Short problem:
Keep only those lines of the records that include the string "this".

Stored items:
↓

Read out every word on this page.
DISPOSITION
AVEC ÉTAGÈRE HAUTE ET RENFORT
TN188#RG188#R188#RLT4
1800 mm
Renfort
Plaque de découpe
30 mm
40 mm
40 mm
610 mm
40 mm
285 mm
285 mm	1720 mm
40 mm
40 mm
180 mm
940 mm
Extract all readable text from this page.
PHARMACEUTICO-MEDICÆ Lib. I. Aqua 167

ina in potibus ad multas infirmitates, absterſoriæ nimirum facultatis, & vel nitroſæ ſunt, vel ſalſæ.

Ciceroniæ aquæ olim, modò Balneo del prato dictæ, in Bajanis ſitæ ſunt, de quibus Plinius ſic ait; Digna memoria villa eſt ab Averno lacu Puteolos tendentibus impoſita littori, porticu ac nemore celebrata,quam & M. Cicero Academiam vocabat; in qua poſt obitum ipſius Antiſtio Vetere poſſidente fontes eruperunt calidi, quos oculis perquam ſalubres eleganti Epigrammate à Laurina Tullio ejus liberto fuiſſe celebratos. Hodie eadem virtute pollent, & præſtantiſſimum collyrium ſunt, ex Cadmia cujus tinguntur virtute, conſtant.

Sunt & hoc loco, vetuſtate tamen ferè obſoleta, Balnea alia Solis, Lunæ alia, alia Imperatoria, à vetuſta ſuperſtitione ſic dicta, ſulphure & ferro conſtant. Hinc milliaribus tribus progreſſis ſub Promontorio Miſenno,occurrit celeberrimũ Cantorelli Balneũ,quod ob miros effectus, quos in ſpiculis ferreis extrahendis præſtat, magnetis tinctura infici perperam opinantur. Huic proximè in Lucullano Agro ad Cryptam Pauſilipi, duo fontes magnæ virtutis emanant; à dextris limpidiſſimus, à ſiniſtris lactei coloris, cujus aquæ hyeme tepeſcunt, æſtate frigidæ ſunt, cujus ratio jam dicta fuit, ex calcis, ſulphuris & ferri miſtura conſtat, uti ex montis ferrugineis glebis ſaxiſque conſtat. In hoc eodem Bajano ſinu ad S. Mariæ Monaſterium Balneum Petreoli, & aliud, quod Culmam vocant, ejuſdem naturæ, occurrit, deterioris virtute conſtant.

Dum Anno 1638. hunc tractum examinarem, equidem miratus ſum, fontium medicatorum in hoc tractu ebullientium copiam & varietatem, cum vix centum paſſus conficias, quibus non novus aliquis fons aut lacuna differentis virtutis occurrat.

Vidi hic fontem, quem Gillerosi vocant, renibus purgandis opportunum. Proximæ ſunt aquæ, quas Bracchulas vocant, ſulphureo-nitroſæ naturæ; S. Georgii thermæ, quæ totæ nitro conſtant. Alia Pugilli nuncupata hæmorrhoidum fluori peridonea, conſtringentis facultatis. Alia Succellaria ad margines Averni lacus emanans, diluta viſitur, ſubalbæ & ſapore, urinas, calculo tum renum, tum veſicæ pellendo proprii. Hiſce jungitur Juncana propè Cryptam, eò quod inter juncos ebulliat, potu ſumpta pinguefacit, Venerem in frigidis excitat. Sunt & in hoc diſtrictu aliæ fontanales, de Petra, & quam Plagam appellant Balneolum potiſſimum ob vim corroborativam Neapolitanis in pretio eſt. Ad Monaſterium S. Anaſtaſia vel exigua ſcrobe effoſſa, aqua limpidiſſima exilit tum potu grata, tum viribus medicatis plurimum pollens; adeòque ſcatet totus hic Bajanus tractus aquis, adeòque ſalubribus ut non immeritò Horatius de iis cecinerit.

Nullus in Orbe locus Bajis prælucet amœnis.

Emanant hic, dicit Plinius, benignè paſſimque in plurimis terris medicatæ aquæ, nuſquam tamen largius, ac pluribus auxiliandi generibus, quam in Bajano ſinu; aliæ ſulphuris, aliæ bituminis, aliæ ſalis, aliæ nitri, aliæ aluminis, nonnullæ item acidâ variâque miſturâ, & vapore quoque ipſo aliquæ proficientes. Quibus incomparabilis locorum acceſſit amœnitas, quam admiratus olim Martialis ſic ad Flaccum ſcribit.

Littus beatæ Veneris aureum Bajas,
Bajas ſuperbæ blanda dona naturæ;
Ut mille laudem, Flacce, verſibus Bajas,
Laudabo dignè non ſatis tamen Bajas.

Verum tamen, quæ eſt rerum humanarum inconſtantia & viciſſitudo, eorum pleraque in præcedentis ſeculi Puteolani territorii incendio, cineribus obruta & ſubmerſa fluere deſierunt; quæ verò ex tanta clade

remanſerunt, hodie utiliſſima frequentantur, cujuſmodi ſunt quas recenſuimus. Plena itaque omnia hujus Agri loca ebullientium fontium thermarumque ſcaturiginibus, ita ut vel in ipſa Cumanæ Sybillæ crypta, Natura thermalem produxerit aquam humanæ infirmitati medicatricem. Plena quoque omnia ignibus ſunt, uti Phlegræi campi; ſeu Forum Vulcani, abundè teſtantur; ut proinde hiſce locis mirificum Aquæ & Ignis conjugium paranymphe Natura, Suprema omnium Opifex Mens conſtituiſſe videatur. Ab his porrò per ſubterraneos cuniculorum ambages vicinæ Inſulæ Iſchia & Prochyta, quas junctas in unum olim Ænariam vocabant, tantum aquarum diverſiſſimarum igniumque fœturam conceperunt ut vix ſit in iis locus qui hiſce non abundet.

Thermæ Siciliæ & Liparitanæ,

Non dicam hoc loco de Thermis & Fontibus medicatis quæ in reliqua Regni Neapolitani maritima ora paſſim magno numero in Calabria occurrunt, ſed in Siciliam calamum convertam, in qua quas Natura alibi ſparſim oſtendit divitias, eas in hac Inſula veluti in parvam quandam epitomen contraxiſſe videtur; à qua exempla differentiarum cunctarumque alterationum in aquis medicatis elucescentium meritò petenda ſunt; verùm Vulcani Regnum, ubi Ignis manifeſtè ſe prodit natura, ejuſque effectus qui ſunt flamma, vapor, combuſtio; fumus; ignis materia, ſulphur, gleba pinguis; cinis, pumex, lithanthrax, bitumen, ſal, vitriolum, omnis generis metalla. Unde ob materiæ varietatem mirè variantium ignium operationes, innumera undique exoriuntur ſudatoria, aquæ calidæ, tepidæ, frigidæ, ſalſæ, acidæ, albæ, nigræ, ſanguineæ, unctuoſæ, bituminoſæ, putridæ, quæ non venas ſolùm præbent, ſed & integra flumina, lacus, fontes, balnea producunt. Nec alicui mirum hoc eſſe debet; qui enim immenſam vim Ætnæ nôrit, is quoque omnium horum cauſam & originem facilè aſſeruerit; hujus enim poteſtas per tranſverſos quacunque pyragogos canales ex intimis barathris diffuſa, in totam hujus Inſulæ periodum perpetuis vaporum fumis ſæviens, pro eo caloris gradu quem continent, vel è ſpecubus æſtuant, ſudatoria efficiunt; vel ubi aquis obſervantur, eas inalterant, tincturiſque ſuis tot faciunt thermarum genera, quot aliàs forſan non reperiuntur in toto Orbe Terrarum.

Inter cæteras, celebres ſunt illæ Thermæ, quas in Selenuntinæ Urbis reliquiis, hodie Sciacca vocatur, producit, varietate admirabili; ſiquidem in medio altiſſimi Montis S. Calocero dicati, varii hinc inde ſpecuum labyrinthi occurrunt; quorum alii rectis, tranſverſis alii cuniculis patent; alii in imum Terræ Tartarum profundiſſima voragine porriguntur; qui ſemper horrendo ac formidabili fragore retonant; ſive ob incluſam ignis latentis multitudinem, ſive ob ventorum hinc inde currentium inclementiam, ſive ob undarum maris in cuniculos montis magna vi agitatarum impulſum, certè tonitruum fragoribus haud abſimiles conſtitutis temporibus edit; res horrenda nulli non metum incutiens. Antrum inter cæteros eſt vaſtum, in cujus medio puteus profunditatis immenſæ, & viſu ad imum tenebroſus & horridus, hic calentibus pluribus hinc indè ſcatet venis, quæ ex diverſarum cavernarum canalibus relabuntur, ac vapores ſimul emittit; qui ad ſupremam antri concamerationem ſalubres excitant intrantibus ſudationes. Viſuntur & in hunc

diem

↑

Final result:
Read out every word on this page.
Extract all readable text from this page.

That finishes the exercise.